** Start **
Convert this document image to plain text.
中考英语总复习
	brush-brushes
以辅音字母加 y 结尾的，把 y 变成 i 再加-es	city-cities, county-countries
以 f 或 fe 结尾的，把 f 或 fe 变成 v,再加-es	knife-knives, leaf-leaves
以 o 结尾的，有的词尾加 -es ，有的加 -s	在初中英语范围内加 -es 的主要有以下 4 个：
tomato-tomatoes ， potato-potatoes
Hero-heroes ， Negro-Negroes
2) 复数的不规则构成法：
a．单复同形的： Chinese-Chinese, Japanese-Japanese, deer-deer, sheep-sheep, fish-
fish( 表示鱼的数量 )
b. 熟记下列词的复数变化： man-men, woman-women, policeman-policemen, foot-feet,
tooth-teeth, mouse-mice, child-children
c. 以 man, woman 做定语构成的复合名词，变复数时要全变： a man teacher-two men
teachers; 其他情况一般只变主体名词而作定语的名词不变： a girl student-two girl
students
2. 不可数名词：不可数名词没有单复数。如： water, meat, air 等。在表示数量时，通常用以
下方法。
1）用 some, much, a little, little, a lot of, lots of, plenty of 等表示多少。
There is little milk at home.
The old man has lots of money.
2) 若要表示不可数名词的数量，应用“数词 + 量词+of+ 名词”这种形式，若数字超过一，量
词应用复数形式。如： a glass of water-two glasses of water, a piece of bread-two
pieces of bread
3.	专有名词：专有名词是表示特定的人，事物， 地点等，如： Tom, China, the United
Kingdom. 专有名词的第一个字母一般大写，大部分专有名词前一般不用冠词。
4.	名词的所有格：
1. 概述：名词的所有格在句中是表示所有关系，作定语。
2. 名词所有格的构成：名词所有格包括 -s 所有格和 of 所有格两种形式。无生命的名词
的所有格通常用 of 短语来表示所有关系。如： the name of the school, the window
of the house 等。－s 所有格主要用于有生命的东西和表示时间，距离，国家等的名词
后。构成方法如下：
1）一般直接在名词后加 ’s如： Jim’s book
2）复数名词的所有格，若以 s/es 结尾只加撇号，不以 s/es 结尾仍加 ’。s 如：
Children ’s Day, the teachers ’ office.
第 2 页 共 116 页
** End **
WHAT IS EXPECTED: Print every entry exactly as written.

WRITTEN RESPONSE:
Convert this document image to plain text.
中考英语总复习
	brush-brushes
以辅音字母加 y 结尾的，把 y 变成 i 再加-es	city-cities, county-countries
以 f 或 fe 结尾的，把 f 或 fe 变成 v,再加-es	knife-knives, leaf-leaves
以 o 结尾的，有的词尾加 -es ，有的加 -s	在初中英语范围内加 -es 的主要有以下 4 个：
tomato-tomatoes ， potato-potatoes
Hero-heroes ， Negro-Negroes
2) 复数的不规则构成法：
a．单复同形的： Chinese-Chinese, Japanese-Japanese, deer-deer, sheep-sheep, fish-
fish( 表示鱼的数量 )
b. 熟记下列词的复数变化： man-men, woman-women, policeman-policemen, foot-feet,
tooth-teeth, mouse-mice, child-children
c. 以 man, woman 做定语构成的复合名词，变复数时要全变： a man teacher-two men
teachers; 其他情况一般只变主体名词而作定语的名词不变： a girl student-two girl
students
2. 不可数名词：不可数名词没有单复数。如： water, meat, air 等。在表示数量时，通常用以
下方法。
1）用 some, much, a little, little, a lot of, lots of, plenty of 等表示多少。
There is little milk at home.
The old man has lots of money.
2) 若要表示不可数名词的数量，应用“数词 + 量词+of+ 名词”这种形式，若数字超过一，量
词应用复数形式。如： a glass of water-two glasses of water, a piece of bread-two
pieces of bread
3.	专有名词：专有名词是表示特定的人，事物， 地点等，如： Tom, China, the United
Kingdom. 专有名词的第一个字母一般大写，大部分专有名词前一般不用冠词。
4.	名词的所有格：
1. 概述：名词的所有格在句中是表示所有关系，作定语。
2. 名词所有格的构成：名词所有格包括 -s 所有格和 of 所有格两种形式。无生命的名词
的所有格通常用 of 短语来表示所有关系。如： the name of the school, the window
of the house 等。－s 所有格主要用于有生命的东西和表示时间，距离，国家等的名词
后。构成方法如下：
1）一般直接在名词后加 ’s如： Jim’s book
2）复数名词的所有格，若以 s/es 结尾只加撇号，不以 s/es 结尾仍加 ’。s 如：
Children ’s Day, the teachers ’ office.
第 2 页 共 116 页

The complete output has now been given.